§ **Collected data**:
[Start]

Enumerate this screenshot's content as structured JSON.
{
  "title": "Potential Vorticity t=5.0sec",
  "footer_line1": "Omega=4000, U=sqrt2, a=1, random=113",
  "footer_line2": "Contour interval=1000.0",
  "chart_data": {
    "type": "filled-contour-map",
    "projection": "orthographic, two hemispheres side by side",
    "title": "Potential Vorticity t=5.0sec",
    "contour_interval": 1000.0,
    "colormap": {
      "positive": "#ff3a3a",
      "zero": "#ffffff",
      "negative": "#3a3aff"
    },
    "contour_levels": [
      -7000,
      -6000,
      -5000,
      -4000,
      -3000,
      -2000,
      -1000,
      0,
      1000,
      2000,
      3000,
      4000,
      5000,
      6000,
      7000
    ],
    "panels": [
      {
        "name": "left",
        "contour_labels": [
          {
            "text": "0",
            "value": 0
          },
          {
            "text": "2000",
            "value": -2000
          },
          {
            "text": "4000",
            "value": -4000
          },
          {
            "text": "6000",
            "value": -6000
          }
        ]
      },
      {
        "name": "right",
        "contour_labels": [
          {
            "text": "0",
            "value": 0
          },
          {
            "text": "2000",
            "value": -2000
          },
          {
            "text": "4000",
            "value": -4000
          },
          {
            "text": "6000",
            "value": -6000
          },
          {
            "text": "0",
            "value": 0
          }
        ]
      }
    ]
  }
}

[End]

§ **EXERCISE**: Copy all lines from the material that contain "Potential".

§ **CORRECT RESULT**:
  "title": "Potential Vorticity t=5.0sec",
    "title": "Potential Vorticity t=5.0sec",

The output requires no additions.